=== SET EXERCISE 1 ===
In the records, copy out verbatim every line from the one containing "chart-bar[interactable] bbox=[521, 412, 528, 418]" through the one containing "comment-count: 19 bbox=[209, 35, 228, 54]", including both of those lines.

=== SELECTED EXCERPT ===
· · · · ·

The Public Certificates were sold to Banc of America Securities LLC (“BAS”) pursuant to an underwriting agreement, dated October 10, 2006 (the “Underwriting Agreement”), between the Company and BAS. A copy of the Underwriting Agreement is attached as Exhibit 1.1.
On October 12, 2006, the Private Certificates, consisting of $10,993,000 initial certificate balance of Class B Certificates, the Class CE Certificates and the Class P Certificates, were sold to BAS in a transaction exempt from registration under the Securities Act of 1933, as amended, pursuant to Section 4(2) thereof. The net proceeds of the sale of these certificates were applied to purchase the mortgage loans underlying the Certificates (the “Mortgage Loans”) from the Sponsor.
On October 12, 2006, the Residual Certificates were transferred to the Sponsor in a transaction exempt from registration under the Securities Act of 1933, as amended. The Residual Certificates constituted part of the purchase price for the Mortgage Loans.
The Mortgage Loans were originated or acquired by Option One and were purchased the Sponsor from Option One pursuant to a flow sale and servicing agreement, dated July 28, 2006 (the “Flow Sale and Servicing Agreement”), among the Sponsor, Option One and its affiliates. A copy of the Flow Sale and Servicing Agreement is attached as Exhibit 10.1. The Mortgage Loans were purchased by the Company from the Sponsor pursuant to a mortgage loan purchase agreement, dated as of September 1, 2006 (the “Mortgage Loan Purchase Agreement”), between the Company and the Sponsor. A copy of the Mortgage Loan Purchase Agreement is attached as Exhibit 4.2. The Sponsor assigned certain of its right, title and interest in the Flow Sale and Servicing Agreement to the Company pursuant to an assignment, assumption and recognition agreement, dated October 12, 2006 (the “AAR”), among the Company, the Sponsor and Option One. A copy of the AAR is attached as Exhibit 10.2.
Wells Fargo Bank, N.A., as supplemental interest trust trustee, entered into an interest rate swap agreement with Bank of America, National Association, as counterparty, for the benefit of the holders of the Certificates. A copy of the interest rate swap agreement is attached as Exhibit 10.3.

· · · · ·

=== RECORDS PROVIDED ===
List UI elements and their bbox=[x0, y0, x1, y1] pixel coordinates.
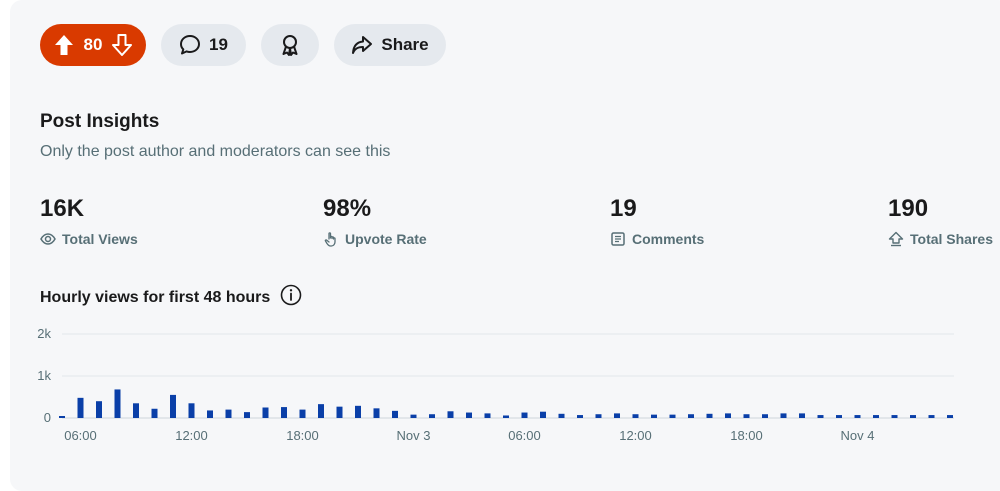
chart-bar[interactable] bbox=[521, 412, 528, 418]
stat-label: Total Views bbox=[62, 231, 138, 247]
chart-bar[interactable] bbox=[170, 394, 176, 418]
insights-subtitle: Only the post author and moderators can … bbox=[40, 143, 391, 160]
upvote-icon[interactable] bbox=[54, 34, 74, 56]
chart-bar[interactable] bbox=[743, 414, 750, 418]
stat-value: 16K bbox=[40, 195, 85, 222]
eye-icon bbox=[40, 231, 56, 247]
x-tick-label: 18:00 bbox=[730, 428, 763, 443]
chart-bar[interactable] bbox=[188, 403, 195, 418]
x-tick-label: 06:00 bbox=[508, 428, 541, 443]
info-icon[interactable] bbox=[280, 284, 302, 311]
chart-bar[interactable] bbox=[854, 415, 861, 418]
chart-bar[interactable] bbox=[817, 415, 824, 418]
chart-bar[interactable] bbox=[59, 416, 65, 418]
award-button[interactable] bbox=[261, 24, 319, 66]
stat-total-views: 16K Total Views bbox=[40, 195, 138, 248]
stat-total-shares: 190 Total Shares bbox=[888, 195, 993, 248]
chart-bar[interactable] bbox=[262, 407, 269, 419]
share-label: Share bbox=[381, 35, 429, 54]
stat-label: Upvote Rate bbox=[345, 231, 427, 247]
y-tick-label: 1k bbox=[37, 368, 51, 383]
stat-value: 98% bbox=[323, 195, 372, 222]
post-insights-panel: 80 19 Share Post Insights Only the post … bbox=[10, 0, 1000, 491]
chart-bar[interactable] bbox=[577, 415, 583, 418]
comment-count: 19 bbox=[209, 35, 228, 54]
chart-bar[interactable] bbox=[484, 413, 491, 418]
chart-bar[interactable] bbox=[595, 414, 602, 418]
chart-bar[interactable] bbox=[392, 410, 398, 418]
y-tick-label: 0 bbox=[44, 410, 51, 425]
comment-bubble-icon bbox=[179, 34, 201, 56]
chart-bar[interactable] bbox=[355, 405, 361, 418]
x-tick-label: 12:00 bbox=[619, 428, 652, 443]
x-tick-label: 18:00 bbox=[286, 428, 319, 443]
chart-bar[interactable] bbox=[429, 414, 435, 418]
chart-bar[interactable] bbox=[725, 413, 731, 418]
chart-header: Hourly views for first 48 hours bbox=[40, 284, 302, 311]
stat-comments: 19 Comments bbox=[610, 195, 705, 248]
y-tick-label: 2k bbox=[37, 326, 51, 341]
downvote-icon[interactable] bbox=[112, 34, 133, 56]
chart-bar[interactable] bbox=[373, 408, 380, 418]
hourly-views-chart: 0 1k 2k 06:00 12:00 18:00 Nov 3 06:00 12:00 18:00… bbox=[37, 326, 954, 443]
chart-bar[interactable] bbox=[780, 413, 787, 418]
chart-bar[interactable] bbox=[207, 410, 213, 418]
chart-bar[interactable] bbox=[336, 406, 343, 418]
chart-bar[interactable] bbox=[225, 409, 232, 418]
chart-bar[interactable] bbox=[910, 415, 916, 418]
chart-bar[interactable] bbox=[503, 415, 509, 418]
insights-title: Post Insights bbox=[40, 111, 160, 132]
award-ribbon-icon bbox=[279, 34, 301, 56]
share-button[interactable]: Share bbox=[334, 24, 446, 66]
x-tick-label: 12:00 bbox=[175, 428, 208, 443]
chart-bar[interactable] bbox=[558, 413, 565, 418]
share-upload-icon bbox=[888, 231, 904, 247]
share-arrow-icon bbox=[351, 35, 373, 55]
stat-upvote-rate: 98% Upvote Rate bbox=[323, 195, 427, 248]
chart-bar[interactable] bbox=[96, 401, 102, 418]
chart-bar[interactable] bbox=[318, 404, 324, 418]
vote-score: 80 bbox=[83, 35, 103, 54]
chart-bar[interactable] bbox=[762, 414, 768, 418]
chart-bar[interactable] bbox=[799, 413, 805, 418]
chart-bar[interactable] bbox=[651, 414, 657, 418]
chart-bar[interactable] bbox=[928, 415, 935, 418]
chart-bar[interactable] bbox=[836, 415, 842, 418]
stat-value: 19 bbox=[610, 195, 637, 222]
chart-bar[interactable] bbox=[299, 409, 306, 418]
chart-bar[interactable] bbox=[891, 415, 898, 418]
chart-bar[interactable] bbox=[614, 413, 620, 418]
chart-bar[interactable] bbox=[873, 415, 879, 418]
chart-bar[interactable] bbox=[447, 411, 454, 418]
chart-bar[interactable] bbox=[632, 414, 639, 418]
stat-value: 190 bbox=[888, 195, 929, 222]
chart-bar[interactable] bbox=[410, 414, 417, 418]
stat-label: Comments bbox=[632, 231, 705, 247]
chart-bar[interactable] bbox=[151, 408, 158, 418]
x-tick-label: Nov 4 bbox=[841, 428, 875, 443]
chart-title: Hourly views for first 48 hours bbox=[40, 288, 271, 306]
chart-bar[interactable] bbox=[133, 403, 139, 418]
x-tick-label: 06:00 bbox=[64, 428, 97, 443]
vote-control: 80 bbox=[40, 24, 146, 66]
comments-icon bbox=[610, 231, 626, 247]
chart-bar[interactable] bbox=[466, 412, 472, 418]
chart-bar[interactable] bbox=[244, 412, 250, 418]
stat-label: Total Shares bbox=[910, 231, 993, 247]
chart-bar[interactable] bbox=[77, 397, 84, 418]
chart-bar[interactable] bbox=[540, 411, 546, 418]
x-tick-label: Nov 3 bbox=[397, 428, 431, 443]
comments-button[interactable]: 19 bbox=[161, 24, 246, 66]
chart-bar[interactable] bbox=[706, 413, 713, 418]
chart-bar[interactable] bbox=[688, 414, 694, 418]
chart-bar[interactable] bbox=[114, 389, 121, 418]
chart-bar[interactable] bbox=[281, 407, 287, 418]
chart-bar[interactable] bbox=[669, 414, 676, 418]
hand-pointer-icon bbox=[323, 231, 339, 247]
chart-bar[interactable] bbox=[947, 415, 953, 418]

· · · · ·

=== SET EXERCISE 2 ===
Write what would come next in the passage about the certificate sales and mortgage loan agreements, beginning after its final sentence.

=== WRITTEN RESPONSE 1 ===
chart-bar[interactable] bbox=[521, 412, 528, 418]
stat-label: Total Views bbox=[62, 231, 138, 247]
chart-bar[interactable] bbox=[170, 394, 176, 418]
insights-subtitle: Only the post author and moderators can … bbox=[40, 143, 391, 160]
upvote-icon[interactable] bbox=[54, 34, 74, 56]
chart-bar[interactable] bbox=[743, 414, 750, 418]
stat-value: 16K bbox=[40, 195, 85, 222]
eye-icon bbox=[40, 231, 56, 247]
x-tick-label: 18:00 bbox=[730, 428, 763, 443]
chart-bar[interactable] bbox=[188, 403, 195, 418]
x-tick-label: 06:00 bbox=[508, 428, 541, 443]
info-icon[interactable] bbox=[280, 284, 302, 311]
chart-bar[interactable] bbox=[854, 415, 861, 418]
chart-bar[interactable] bbox=[817, 415, 824, 418]
chart-bar[interactable] bbox=[59, 416, 65, 418]
award-button[interactable] bbox=[261, 24, 319, 66]
stat-total-views: 16K Total Views bbox=[40, 195, 138, 248]
stat-total-shares: 190 Total Shares bbox=[888, 195, 993, 248]
chart-bar[interactable] bbox=[262, 407, 269, 419]
share-label: Share bbox=[381, 35, 429, 54]
stat-label: Upvote Rate bbox=[345, 231, 427, 247]
y-tick-label: 1k bbox=[37, 368, 51, 383]
stat-value: 98% bbox=[323, 195, 372, 222]
post-insights-panel: 80 19 Share Post Insights Only the post … bbox=[10, 0, 1000, 491]
chart-bar[interactable] bbox=[577, 415, 583, 418]
comment-count: 19 bbox=[209, 35, 228, 54]

=== WRITTEN RESPONSE 2 ===
Item 9.01 | Financial Statements and Exhibits |
| (c) | Exhibits (executed copies): The following execution copies of Exhibits to the Form S-3 Registration Statement of the Registrant are hereby filed: |
| 1.1 | Underwriting Agreement, dated October 10, 2006, between Asset Backed Funding Corporation and Banc of America Securities LLC (including exhibits). |
| 4.1 | Pooling and Servicing Agreement, dated as of September 1, 2006, by and among Asset Backed Funding Corporation, Option One Mortgage Corporation and Wells Fargo Bank, N.A. (including exhibits). |
| 4.2 | Mortgage Loan Purchase Agreement, dated as of September 1, 2006, between Asset Backed Funding Corporation and Bank of America, National Association. |
| 10.1 | Flow Sale and Servicing Agreement, dated as of July 28, 2006, among Bank of America, National Association, Option One Mortgage Corporation and its affiliates. |
| 10.2 | Assignment, Assumption and Recognition Agreement, dated October 12, 2006, among Bank of America, National Association, Asset Backed Funding Corporation and Option One Mortgage Corporation. |
| 10.3 | Interest Rate Swap Agreement, dated October 3, 2006, between Bank of America, National Association and Wells Fargo Bank, N.A. |
Signature page to follow
SIGNATURES
Pursuant to the requirements of the Securities Exchange Act of 1934, the registrant has duly caused this Report to be signed on its behalf by the undersigned hereunto duly authorized.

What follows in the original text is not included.